Write the next part of the article on corporate short-termism. Pick up right after its final sentence about younger industries having higher investment rates.

SOURCE TEXT:
+++

Is corporate ‘short-termism’ a myth, or is it rising?

epa05104063 (FILE) A file picture dated 27 August 2015 of people leaving a Walmart super store in Garland, Texas, USA. US retail giant Wal-Mart Stores, Inc. on 15 January 2016 announced plans to close 269 stores and lay off 16,000 employees, 6,000 of them outside the United States. In a news release, the Bentonville, Arkansas-based company said it would close 154 stores in the United States and 115 others abroad. EPA/LARRY W. SMITH

 
You’ve heard the criticism. Too many American corporate managers are addicted to “short-termism.” They postpone investments and other costs, sacrificing future performance for present profitability. Either they’re pressured by “activist investors” or want to inflate the value of their stock options. If true, it could help explain the economy’s lackluster
performance. Now, a new study asserts that
it is true.
The study is intriguing — but be skeptical; it has some glaring weaknesses.
The study comes from the McKinsey Global Institute, the research arm of the management consulting firm of the same name. It examined the performance of 615 large- and medium-sized firms and, by various criteria, classified them as long-term or short-term companies. The corporations with a long-term outlook consistently outperformed firms with a short-term perspective.

Consider:
From 2001 to 2014, revenues at the “long-term” firms grew 47 percent more than at the other firms.

By 2014, these firms spent nearly 50 percent more on research and development than did other firms.

Their stock prices rose more — on average $7 billion more than the other firms.

They hired more people — 12,000 more on average than the other firms.

Although the companies with a long-term perspective were more successful, McKinsey says, the pressures for short-termism are rising. In one survey of executives and corporate directors, 87 percent said they “feel most pressured to demonstrate strong financial performance within two years or less.”
What’s most interesting about the study is its formula for deciding whether firms had a short-term or long-term management outlook. It chose five company indicators, including investment, profits, and cash flow. For example, companies that invested more were deemed more future oriented. The results were then merged into an overall index.
All this sounds scientific, but it isn’t. The study’s biggest flaw is that it mistakes differences among industries — especially whether they’re new and fast-growing or mature and slow-growing — for differences in management outlook. It stands to reason that many younger industries have higher investment rates than older firms with well-established markets.

+++

SUPPLIED ENTRIES:
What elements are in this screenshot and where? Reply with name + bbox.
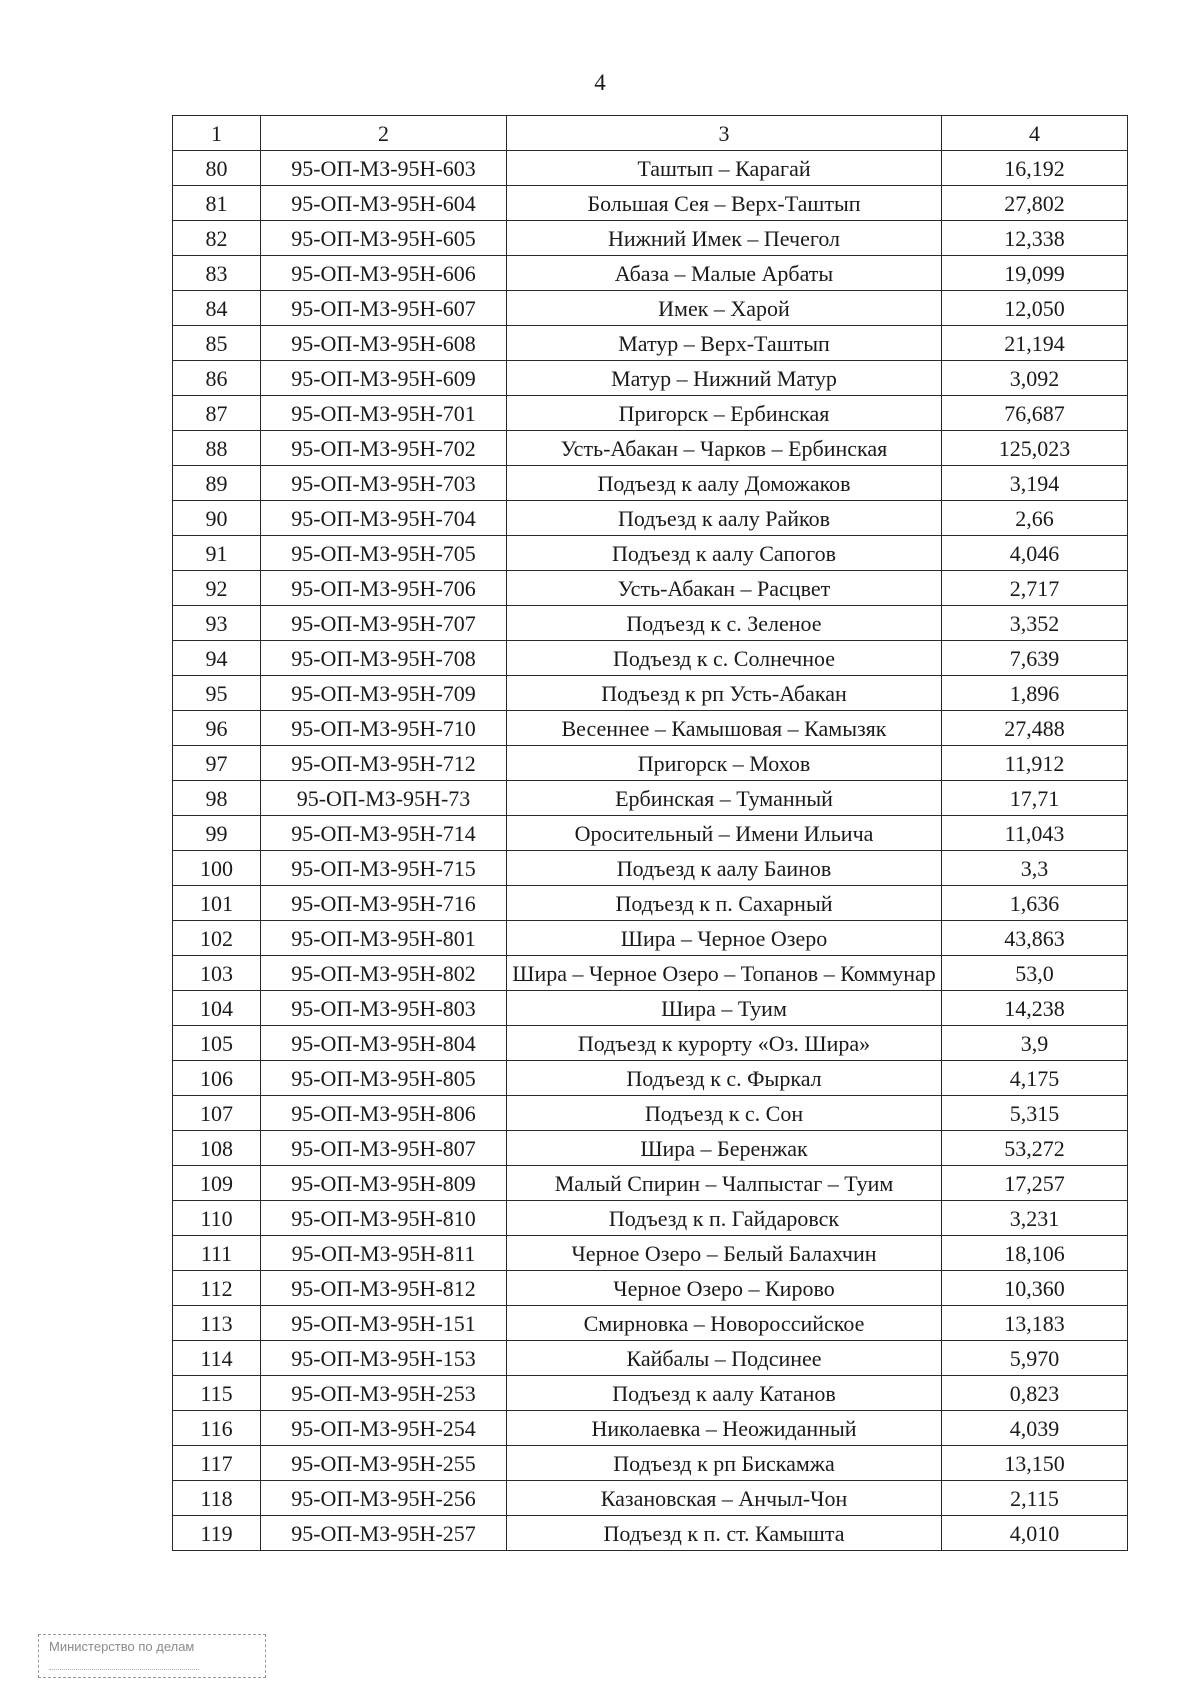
road-id-cell: 95-ОП-МЗ-95Н-714	[261, 816, 507, 851]
road-id-cell: 95-ОП-МЗ-95Н-606	[261, 256, 507, 291]
row-number-cell: 98	[173, 781, 261, 816]
road-name-cell: Подъезд к рп Усть-Абакан	[507, 676, 942, 711]
road-id-cell: 95-ОП-МЗ-95Н-712	[261, 746, 507, 781]
row-number-cell: 80	[173, 151, 261, 186]
road-name-cell: Большая Сея – Верх-Таштып	[507, 186, 942, 221]
road-name-cell: Шира – Туим	[507, 991, 942, 1026]
road-id-cell: 95-ОП-МЗ-95Н-716	[261, 886, 507, 921]
row-number-cell: 101	[173, 886, 261, 921]
table-row	[173, 606, 1128, 641]
length-km-cell: 7,639	[942, 641, 1128, 676]
row-number-cell: 105	[173, 1026, 261, 1061]
row-number-cell: 87	[173, 396, 261, 431]
row-number-cell: 117	[173, 1446, 261, 1481]
table-row	[173, 1341, 1128, 1376]
table-row	[173, 1376, 1128, 1411]
table-row	[173, 326, 1128, 361]
table-row	[173, 186, 1128, 221]
length-km-cell: 3,231	[942, 1201, 1128, 1236]
row-number-cell: 96	[173, 711, 261, 746]
length-km-cell: 19,099	[942, 256, 1128, 291]
length-km-cell: 5,315	[942, 1096, 1128, 1131]
road-id-cell: 95-ОП-МЗ-95Н-709	[261, 676, 507, 711]
road-name-cell: Подъезд к п. Сахарный	[507, 886, 942, 921]
length-km-cell: 14,238	[942, 991, 1128, 1026]
road-name-cell: Николаевка – Неожиданный	[507, 1411, 942, 1446]
table-row	[173, 1446, 1128, 1481]
road-id-cell: 95-ОП-МЗ-95Н-806	[261, 1096, 507, 1131]
length-km-cell: 53,0	[942, 956, 1128, 991]
length-km-cell: 13,150	[942, 1446, 1128, 1481]
road-id-cell: 95-ОП-МЗ-95Н-608	[261, 326, 507, 361]
road-id-cell: 95-ОП-МЗ-95Н-609	[261, 361, 507, 396]
header-cell-number: 1	[173, 116, 261, 151]
row-number-cell: 109	[173, 1166, 261, 1201]
row-number-cell: 111	[173, 1236, 261, 1271]
road-name-cell: Подъезд к аалу Баинов	[507, 851, 942, 886]
table-row	[173, 501, 1128, 536]
road-id-cell: 95-ОП-МЗ-95Н-257	[261, 1516, 507, 1551]
road-name-cell: Смирновка – Новороссийское	[507, 1306, 942, 1341]
table-row	[173, 921, 1128, 956]
table-row	[173, 1026, 1128, 1061]
road-id-cell: 95-ОП-МЗ-95Н-607	[261, 291, 507, 326]
road-id-cell: 95-ОП-МЗ-95Н-812	[261, 1271, 507, 1306]
header-cell-road-id: 2	[261, 116, 507, 151]
row-number-cell: 110	[173, 1201, 261, 1236]
row-number-cell: 118	[173, 1481, 261, 1516]
table-row	[173, 816, 1128, 851]
length-km-cell: 11,043	[942, 816, 1128, 851]
road-name-cell: Усть-Абакан – Расцвет	[507, 571, 942, 606]
road-name-cell: Подъезд к с. Сон	[507, 1096, 942, 1131]
length-km-cell: 125,023	[942, 431, 1128, 466]
road-name-cell: Шира – Беренжак	[507, 1131, 942, 1166]
length-km-cell: 4,175	[942, 1061, 1128, 1096]
table-row	[173, 151, 1128, 186]
road-id-cell: 95-ОП-МЗ-95Н-802	[261, 956, 507, 991]
table-row	[173, 991, 1128, 1026]
length-km-cell: 3,3	[942, 851, 1128, 886]
row-number-cell: 85	[173, 326, 261, 361]
length-km-cell: 2,717	[942, 571, 1128, 606]
road-id-cell: 95-ОП-МЗ-95Н-801	[261, 921, 507, 956]
length-km-cell: 3,092	[942, 361, 1128, 396]
row-number-cell: 93	[173, 606, 261, 641]
table-row	[173, 781, 1128, 816]
table-row	[173, 676, 1128, 711]
table-header-row	[173, 116, 1128, 151]
table-row	[173, 641, 1128, 676]
table-body	[173, 151, 1128, 1551]
road-name-cell: Оросительный – Имени Ильича	[507, 816, 942, 851]
table-row	[173, 361, 1128, 396]
length-km-cell: 4,039	[942, 1411, 1128, 1446]
road-name-cell: Подъезд к п. ст. Камышта	[507, 1516, 942, 1551]
page-number: 4	[594, 70, 606, 95]
row-number-cell: 108	[173, 1131, 261, 1166]
row-number-cell: 88	[173, 431, 261, 466]
road-name-cell: Подъезд к курорту «Оз. Шира»	[507, 1026, 942, 1061]
length-km-cell: 27,802	[942, 186, 1128, 221]
road-name-cell: Таштып – Карагай	[507, 151, 942, 186]
table-row	[173, 1306, 1128, 1341]
length-km-cell: 10,360	[942, 1271, 1128, 1306]
row-number-cell: 94	[173, 641, 261, 676]
row-number-cell: 115	[173, 1376, 261, 1411]
road-id-cell: 95-ОП-МЗ-95Н-804	[261, 1026, 507, 1061]
row-number-cell: 99	[173, 816, 261, 851]
length-km-cell: 13,183	[942, 1306, 1128, 1341]
road-name-cell: Подъезд к аалу Сапогов	[507, 536, 942, 571]
road-name-cell: Подъезд к п. Гайдаровск	[507, 1201, 942, 1236]
length-km-cell: 18,106	[942, 1236, 1128, 1271]
row-number-cell: 86	[173, 361, 261, 396]
table-row	[173, 256, 1128, 291]
row-number-cell: 106	[173, 1061, 261, 1096]
road-name-cell: Подъезд к аалу Райков	[507, 501, 942, 536]
road-name-cell: Шира – Черное Озеро – Топанов – Коммунар	[507, 956, 942, 991]
row-number-cell: 82	[173, 221, 261, 256]
length-km-cell: 5,970	[942, 1341, 1128, 1376]
row-number-cell: 113	[173, 1306, 261, 1341]
length-km-cell: 4,046	[942, 536, 1128, 571]
table-row	[173, 1131, 1128, 1166]
length-km-cell: 3,352	[942, 606, 1128, 641]
length-km-cell: 16,192	[942, 151, 1128, 186]
ministry-stamp	[38, 1634, 266, 1678]
row-number-cell: 84	[173, 291, 261, 326]
header-cell-road-name: 3	[507, 116, 942, 151]
row-number-cell: 107	[173, 1096, 261, 1131]
header-cell-length: 4	[942, 116, 1128, 151]
road-id-cell: 95-ОП-МЗ-95Н-810	[261, 1201, 507, 1236]
road-name-cell: Шира – Черное Озеро	[507, 921, 942, 956]
table-row	[173, 536, 1128, 571]
road-name-cell: Кайбалы – Подсинее	[507, 1341, 942, 1376]
length-km-cell: 17,257	[942, 1166, 1128, 1201]
length-km-cell: 1,896	[942, 676, 1128, 711]
row-number-cell: 119	[173, 1516, 261, 1551]
row-number-cell: 95	[173, 676, 261, 711]
road-id-cell: 95-ОП-МЗ-95Н-706	[261, 571, 507, 606]
road-name-cell: Абаза – Малые Арбаты	[507, 256, 942, 291]
table-row	[173, 1236, 1128, 1271]
row-number-cell: 102	[173, 921, 261, 956]
table-row	[173, 1096, 1128, 1131]
stamp-text: Министерство по делам	[49, 1639, 195, 1654]
road-id-cell: 95-ОП-МЗ-95Н-705	[261, 536, 507, 571]
row-number-cell: 100	[173, 851, 261, 886]
row-number-cell: 81	[173, 186, 261, 221]
road-id-cell: 95-ОП-МЗ-95Н-254	[261, 1411, 507, 1446]
length-km-cell: 12,050	[942, 291, 1128, 326]
length-km-cell: 43,863	[942, 921, 1128, 956]
road-id-cell: 95-ОП-МЗ-95Н-803	[261, 991, 507, 1026]
table-row	[173, 1201, 1128, 1236]
row-number-cell: 103	[173, 956, 261, 991]
road-name-cell: Матур – Нижний Матур	[507, 361, 942, 396]
road-id-cell: 95-ОП-МЗ-95Н-707	[261, 606, 507, 641]
table-row	[173, 291, 1128, 326]
length-km-cell: 17,71	[942, 781, 1128, 816]
road-id-cell: 95-ОП-МЗ-95Н-256	[261, 1481, 507, 1516]
table-row	[173, 396, 1128, 431]
length-km-cell: 11,912	[942, 746, 1128, 781]
road-name-cell: Подъезд к аалу Доможаков	[507, 466, 942, 501]
road-name-cell: Пригорск – Ербинская	[507, 396, 942, 431]
road-id-cell: 95-ОП-МЗ-95Н-807	[261, 1131, 507, 1166]
road-id-cell: 95-ОП-МЗ-95Н-151	[261, 1306, 507, 1341]
table-row	[173, 221, 1128, 256]
length-km-cell: 0,823	[942, 1376, 1128, 1411]
road-name-cell: Черное Озеро – Кирово	[507, 1271, 942, 1306]
road-name-cell: Весеннее – Камышовая – Камызяк	[507, 711, 942, 746]
road-id-cell: 95-ОП-МЗ-95Н-253	[261, 1376, 507, 1411]
road-id-cell: 95-ОП-МЗ-95Н-153	[261, 1341, 507, 1376]
road-id-cell: 95-ОП-МЗ-95Н-73	[261, 781, 507, 816]
length-km-cell: 3,9	[942, 1026, 1128, 1061]
road-id-cell: 95-ОП-МЗ-95Н-809	[261, 1166, 507, 1201]
length-km-cell: 76,687	[942, 396, 1128, 431]
table-row	[173, 1411, 1128, 1446]
road-id-cell: 95-ОП-МЗ-95Н-811	[261, 1236, 507, 1271]
length-km-cell: 12,338	[942, 221, 1128, 256]
road-name-cell: Матур – Верх-Таштып	[507, 326, 942, 361]
length-km-cell: 53,272	[942, 1131, 1128, 1166]
road-id-cell: 95-ОП-МЗ-95Н-604	[261, 186, 507, 221]
row-number-cell: 116	[173, 1411, 261, 1446]
road-name-cell: Пригорск – Мохов	[507, 746, 942, 781]
road-name-cell: Черное Озеро – Белый Балахчин	[507, 1236, 942, 1271]
stamp-faint-line	[49, 1659, 199, 1670]
road-name-cell: Малый Спирин – Чалпыстаг – Туим	[507, 1166, 942, 1201]
row-number-cell: 97	[173, 746, 261, 781]
road-name-cell: Подъезд к с. Солнечное	[507, 641, 942, 676]
road-name-cell: Ербинская – Туманный	[507, 781, 942, 816]
road-name-cell: Усть-Абакан – Чарков – Ербинская	[507, 431, 942, 466]
length-km-cell: 3,194	[942, 466, 1128, 501]
table-row	[173, 1481, 1128, 1516]
row-number-cell: 89	[173, 466, 261, 501]
table-row	[173, 1516, 1128, 1551]
roads-table	[172, 115, 1128, 1551]
road-name-cell: Подъезд к рп Бискамжа	[507, 1446, 942, 1481]
row-number-cell: 90	[173, 501, 261, 536]
table-row	[173, 851, 1128, 886]
table-row	[173, 571, 1128, 606]
table-row	[173, 956, 1128, 991]
table-row	[173, 1061, 1128, 1096]
length-km-cell: 21,194	[942, 326, 1128, 361]
road-name-cell: Подъезд к аалу Катанов	[507, 1376, 942, 1411]
length-km-cell: 2,115	[942, 1481, 1128, 1516]
row-number-cell: 112	[173, 1271, 261, 1306]
table-row	[173, 1271, 1128, 1306]
row-number-cell: 104	[173, 991, 261, 1026]
road-name-cell: Казановская – Анчыл-Чон	[507, 1481, 942, 1516]
length-km-cell: 27,488	[942, 711, 1128, 746]
table-row	[173, 466, 1128, 501]
table-row	[173, 746, 1128, 781]
table-row	[173, 711, 1128, 746]
length-km-cell: 2,66	[942, 501, 1128, 536]
table-row	[173, 886, 1128, 921]
road-id-cell: 95-ОП-МЗ-95Н-805	[261, 1061, 507, 1096]
length-km-cell: 1,636	[942, 886, 1128, 921]
road-name-cell: Нижний Имек – Печегол	[507, 221, 942, 256]
road-id-cell: 95-ОП-МЗ-95Н-710	[261, 711, 507, 746]
road-id-cell: 95-ОП-МЗ-95Н-708	[261, 641, 507, 676]
road-id-cell: 95-ОП-МЗ-95Н-715	[261, 851, 507, 886]
road-id-cell: 95-ОП-МЗ-95Н-702	[261, 431, 507, 466]
row-number-cell: 92	[173, 571, 261, 606]
row-number-cell: 114	[173, 1341, 261, 1376]
road-id-cell: 95-ОП-МЗ-95Н-704	[261, 501, 507, 536]
road-name-cell: Подъезд к с. Фыркал	[507, 1061, 942, 1096]
length-km-cell: 4,010	[942, 1516, 1128, 1551]
road-id-cell: 95-ОП-МЗ-95Н-603	[261, 151, 507, 186]
road-id-cell: 95-ОП-МЗ-95Н-703	[261, 466, 507, 501]
road-id-cell: 95-ОП-МЗ-95Н-605	[261, 221, 507, 256]
table-row	[173, 1166, 1128, 1201]
road-name-cell: Подъезд к с. Зеленое	[507, 606, 942, 641]
row-number-cell: 83	[173, 256, 261, 291]
road-id-cell: 95-ОП-МЗ-95Н-255	[261, 1446, 507, 1481]
row-number-cell: 91	[173, 536, 261, 571]
road-id-cell: 95-ОП-МЗ-95Н-701	[261, 396, 507, 431]
road-name-cell: Имек – Харой	[507, 291, 942, 326]
table-row	[173, 431, 1128, 466]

+++

RESULT:
Indeed, this is exactly what the study discovered: “Our findings suggest that as of 2015, idea-intensive industries such as software and biotechnology are among the most long-term, while capital-intensive industries such as automobiles and chemicals are the most short-term.”
To be sure, some executives must be compulsively short-term. The question is how widespread they are. The stock market suggests: less than you think. If short-termism were as common as many critics claim, stock prices would collapse at some point, because no one would have prepared for the future. Corporate profitability would plunge. That obviously hasn’t happened. It’s true that corporate investment has lagged in this recovery, and this has sometimes been attributed to short-termism. A more likely explanation is that many executives didn’t see a need for more factories and shopping centers. There simply wasn’t the demand to justify more supply. From 2007 to 2016, annual business spending on new buildings, corrected for inflation, actually dropped 14 percent, according to data from the Bureau of Economic Analysis. Over the same period, spending on equipment (computers, machinery) rose only 16 percent.
By contrast, business spending that was more future-oriented increased more rapidly. Spending on software, again corrected for inflation, was up 43 percent over this period, while private R&D spending rose 26 percent.
The trouble with investing in the future is that no one knows what the future holds. When the business climate is exceptionally uncertain, there’s a natural reluctance to hold back. Whatever ails the U.S. economy, it’s a lot more complicated than selfish short-termism.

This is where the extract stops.